◆ **Requirement**: Give only one thing: the number of lines that include the word "العامة".

◆ **Stored dataset items**:
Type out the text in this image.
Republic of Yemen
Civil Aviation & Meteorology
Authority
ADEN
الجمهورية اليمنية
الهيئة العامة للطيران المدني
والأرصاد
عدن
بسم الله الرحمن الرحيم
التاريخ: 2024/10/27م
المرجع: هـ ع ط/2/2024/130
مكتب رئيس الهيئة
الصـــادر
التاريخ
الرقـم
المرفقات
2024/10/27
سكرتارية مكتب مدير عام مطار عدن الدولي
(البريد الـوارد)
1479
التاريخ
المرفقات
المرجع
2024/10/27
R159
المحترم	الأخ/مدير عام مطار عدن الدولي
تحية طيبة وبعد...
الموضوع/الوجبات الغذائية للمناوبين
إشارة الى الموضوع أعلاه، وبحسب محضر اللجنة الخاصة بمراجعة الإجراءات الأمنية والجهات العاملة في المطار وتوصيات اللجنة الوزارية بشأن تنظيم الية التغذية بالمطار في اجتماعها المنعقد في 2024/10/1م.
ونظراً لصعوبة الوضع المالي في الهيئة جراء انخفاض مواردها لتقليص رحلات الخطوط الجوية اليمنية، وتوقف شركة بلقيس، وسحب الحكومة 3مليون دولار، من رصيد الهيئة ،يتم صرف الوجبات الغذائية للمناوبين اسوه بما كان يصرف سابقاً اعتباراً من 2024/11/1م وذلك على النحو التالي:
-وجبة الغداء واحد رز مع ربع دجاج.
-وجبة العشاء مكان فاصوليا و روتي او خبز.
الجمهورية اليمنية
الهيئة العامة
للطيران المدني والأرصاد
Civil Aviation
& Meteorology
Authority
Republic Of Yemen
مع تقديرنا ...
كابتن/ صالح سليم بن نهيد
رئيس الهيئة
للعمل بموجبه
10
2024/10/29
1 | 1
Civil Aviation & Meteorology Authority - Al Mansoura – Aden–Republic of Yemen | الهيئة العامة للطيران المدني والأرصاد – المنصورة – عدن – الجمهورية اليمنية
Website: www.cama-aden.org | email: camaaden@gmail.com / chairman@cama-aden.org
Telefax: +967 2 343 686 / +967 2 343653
* * *
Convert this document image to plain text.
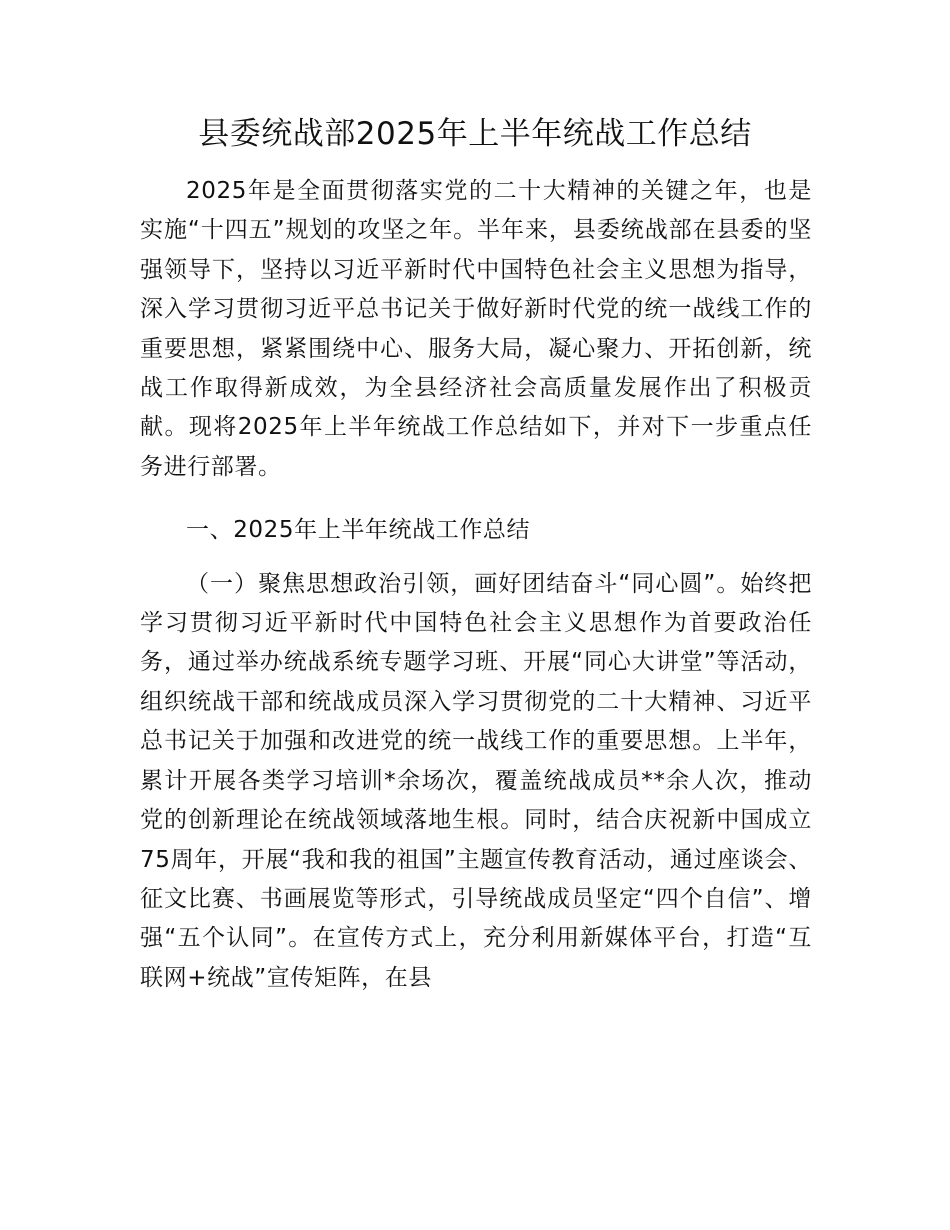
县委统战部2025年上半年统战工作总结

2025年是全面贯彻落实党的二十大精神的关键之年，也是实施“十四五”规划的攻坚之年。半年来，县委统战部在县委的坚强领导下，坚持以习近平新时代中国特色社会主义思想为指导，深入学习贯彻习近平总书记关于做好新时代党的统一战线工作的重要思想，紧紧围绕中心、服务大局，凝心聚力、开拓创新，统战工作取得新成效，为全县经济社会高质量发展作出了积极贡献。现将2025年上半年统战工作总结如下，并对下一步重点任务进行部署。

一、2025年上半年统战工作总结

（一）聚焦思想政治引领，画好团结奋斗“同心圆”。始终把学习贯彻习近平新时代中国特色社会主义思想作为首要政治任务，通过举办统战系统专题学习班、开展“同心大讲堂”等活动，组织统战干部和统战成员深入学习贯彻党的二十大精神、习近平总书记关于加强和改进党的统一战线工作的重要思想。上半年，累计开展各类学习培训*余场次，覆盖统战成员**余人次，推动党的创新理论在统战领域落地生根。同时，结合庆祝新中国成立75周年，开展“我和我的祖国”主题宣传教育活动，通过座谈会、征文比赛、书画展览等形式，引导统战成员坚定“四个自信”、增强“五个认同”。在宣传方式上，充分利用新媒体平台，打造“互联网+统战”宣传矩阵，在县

◆ **Answer for the task**: 3